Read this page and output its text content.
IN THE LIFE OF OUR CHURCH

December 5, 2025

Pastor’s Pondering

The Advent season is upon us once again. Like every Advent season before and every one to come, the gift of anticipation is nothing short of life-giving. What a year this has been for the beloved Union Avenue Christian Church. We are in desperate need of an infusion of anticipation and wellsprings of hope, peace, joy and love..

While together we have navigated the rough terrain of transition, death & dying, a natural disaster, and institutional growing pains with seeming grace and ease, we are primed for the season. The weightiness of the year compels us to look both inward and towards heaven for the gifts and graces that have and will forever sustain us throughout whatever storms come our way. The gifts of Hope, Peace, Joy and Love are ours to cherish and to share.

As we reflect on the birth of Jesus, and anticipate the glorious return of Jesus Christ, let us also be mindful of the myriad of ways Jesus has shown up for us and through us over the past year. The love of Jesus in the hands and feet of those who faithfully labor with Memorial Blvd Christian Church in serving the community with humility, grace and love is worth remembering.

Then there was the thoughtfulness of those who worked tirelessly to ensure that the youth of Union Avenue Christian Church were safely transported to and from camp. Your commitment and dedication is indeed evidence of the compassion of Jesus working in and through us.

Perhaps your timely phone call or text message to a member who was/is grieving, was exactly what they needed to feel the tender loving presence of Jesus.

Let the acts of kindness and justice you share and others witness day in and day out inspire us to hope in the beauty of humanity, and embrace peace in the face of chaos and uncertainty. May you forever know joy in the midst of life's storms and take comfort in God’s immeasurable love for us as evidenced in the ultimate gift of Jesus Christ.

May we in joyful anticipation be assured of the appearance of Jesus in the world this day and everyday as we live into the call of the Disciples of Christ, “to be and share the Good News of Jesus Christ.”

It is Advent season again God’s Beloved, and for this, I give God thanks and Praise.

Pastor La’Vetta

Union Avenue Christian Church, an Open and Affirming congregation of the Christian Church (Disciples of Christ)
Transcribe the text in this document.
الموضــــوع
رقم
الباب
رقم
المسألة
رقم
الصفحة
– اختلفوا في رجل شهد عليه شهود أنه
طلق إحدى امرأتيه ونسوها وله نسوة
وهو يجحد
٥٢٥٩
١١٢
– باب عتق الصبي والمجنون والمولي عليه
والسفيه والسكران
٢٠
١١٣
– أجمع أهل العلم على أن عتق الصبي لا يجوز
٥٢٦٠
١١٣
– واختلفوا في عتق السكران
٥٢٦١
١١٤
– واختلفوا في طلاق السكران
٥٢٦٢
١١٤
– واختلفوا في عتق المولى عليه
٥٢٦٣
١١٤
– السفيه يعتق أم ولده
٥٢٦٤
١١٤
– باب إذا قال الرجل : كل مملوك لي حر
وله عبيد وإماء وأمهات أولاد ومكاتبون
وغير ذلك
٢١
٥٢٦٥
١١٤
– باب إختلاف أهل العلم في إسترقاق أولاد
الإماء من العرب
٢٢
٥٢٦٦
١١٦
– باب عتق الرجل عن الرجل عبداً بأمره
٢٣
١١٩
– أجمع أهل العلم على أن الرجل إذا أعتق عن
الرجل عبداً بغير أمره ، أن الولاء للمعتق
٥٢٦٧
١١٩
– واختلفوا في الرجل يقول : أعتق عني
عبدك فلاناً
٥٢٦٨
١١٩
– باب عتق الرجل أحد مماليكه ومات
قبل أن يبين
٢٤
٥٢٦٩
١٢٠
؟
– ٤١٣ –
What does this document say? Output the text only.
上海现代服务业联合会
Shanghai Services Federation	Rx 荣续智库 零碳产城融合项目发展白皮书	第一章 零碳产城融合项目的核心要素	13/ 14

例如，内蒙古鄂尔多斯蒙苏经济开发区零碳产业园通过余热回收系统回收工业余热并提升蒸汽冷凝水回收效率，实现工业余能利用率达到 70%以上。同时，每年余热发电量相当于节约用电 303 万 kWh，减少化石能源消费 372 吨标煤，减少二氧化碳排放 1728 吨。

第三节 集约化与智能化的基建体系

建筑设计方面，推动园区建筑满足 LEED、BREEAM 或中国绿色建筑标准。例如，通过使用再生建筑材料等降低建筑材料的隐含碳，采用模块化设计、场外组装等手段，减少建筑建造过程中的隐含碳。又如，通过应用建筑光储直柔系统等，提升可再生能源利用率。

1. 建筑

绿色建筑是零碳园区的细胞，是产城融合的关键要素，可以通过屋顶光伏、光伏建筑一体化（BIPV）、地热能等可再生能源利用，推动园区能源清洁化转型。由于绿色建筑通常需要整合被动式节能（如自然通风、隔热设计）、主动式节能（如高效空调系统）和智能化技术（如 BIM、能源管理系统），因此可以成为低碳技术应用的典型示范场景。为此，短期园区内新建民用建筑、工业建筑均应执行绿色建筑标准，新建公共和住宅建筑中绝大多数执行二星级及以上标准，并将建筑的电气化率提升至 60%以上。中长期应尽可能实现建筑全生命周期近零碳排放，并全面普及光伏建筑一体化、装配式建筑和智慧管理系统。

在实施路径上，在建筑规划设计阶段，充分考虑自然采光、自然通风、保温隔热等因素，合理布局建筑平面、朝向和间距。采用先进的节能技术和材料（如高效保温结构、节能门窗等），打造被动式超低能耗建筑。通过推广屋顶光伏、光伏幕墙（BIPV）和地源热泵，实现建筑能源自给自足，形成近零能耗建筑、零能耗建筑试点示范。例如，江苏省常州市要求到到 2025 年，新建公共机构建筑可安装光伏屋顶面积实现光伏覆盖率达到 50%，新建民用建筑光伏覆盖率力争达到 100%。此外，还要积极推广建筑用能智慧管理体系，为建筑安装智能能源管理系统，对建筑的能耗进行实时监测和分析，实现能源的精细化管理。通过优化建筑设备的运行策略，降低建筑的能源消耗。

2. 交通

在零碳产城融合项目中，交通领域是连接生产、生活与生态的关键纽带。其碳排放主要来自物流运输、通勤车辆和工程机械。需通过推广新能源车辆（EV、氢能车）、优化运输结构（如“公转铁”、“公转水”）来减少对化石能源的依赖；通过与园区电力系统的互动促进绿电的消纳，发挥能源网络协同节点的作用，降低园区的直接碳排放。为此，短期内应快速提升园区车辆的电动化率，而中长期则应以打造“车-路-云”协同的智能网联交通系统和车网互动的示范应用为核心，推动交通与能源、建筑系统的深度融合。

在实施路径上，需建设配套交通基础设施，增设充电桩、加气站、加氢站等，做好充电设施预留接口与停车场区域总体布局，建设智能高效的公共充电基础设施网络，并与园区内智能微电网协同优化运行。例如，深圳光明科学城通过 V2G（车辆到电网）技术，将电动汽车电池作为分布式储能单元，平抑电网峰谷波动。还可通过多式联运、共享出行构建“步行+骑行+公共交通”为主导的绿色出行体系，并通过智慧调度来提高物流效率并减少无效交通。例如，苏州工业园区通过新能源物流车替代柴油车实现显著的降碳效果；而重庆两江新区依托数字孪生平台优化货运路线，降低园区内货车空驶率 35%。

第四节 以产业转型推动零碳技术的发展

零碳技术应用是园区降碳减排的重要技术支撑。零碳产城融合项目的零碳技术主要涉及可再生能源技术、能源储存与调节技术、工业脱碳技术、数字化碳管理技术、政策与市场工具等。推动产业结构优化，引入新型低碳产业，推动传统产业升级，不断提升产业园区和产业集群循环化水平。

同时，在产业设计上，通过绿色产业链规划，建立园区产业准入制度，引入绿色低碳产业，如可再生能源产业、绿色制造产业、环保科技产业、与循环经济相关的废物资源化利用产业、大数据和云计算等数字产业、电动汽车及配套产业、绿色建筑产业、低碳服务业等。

** Exercise aim **
Copy out each line of the records that holds the string "أولاد".

** Task response **
وله عبيد وإماء وأمهات أولاد ومكاتبون
– باب إختلاف أهل العلم في إسترقاق أولاد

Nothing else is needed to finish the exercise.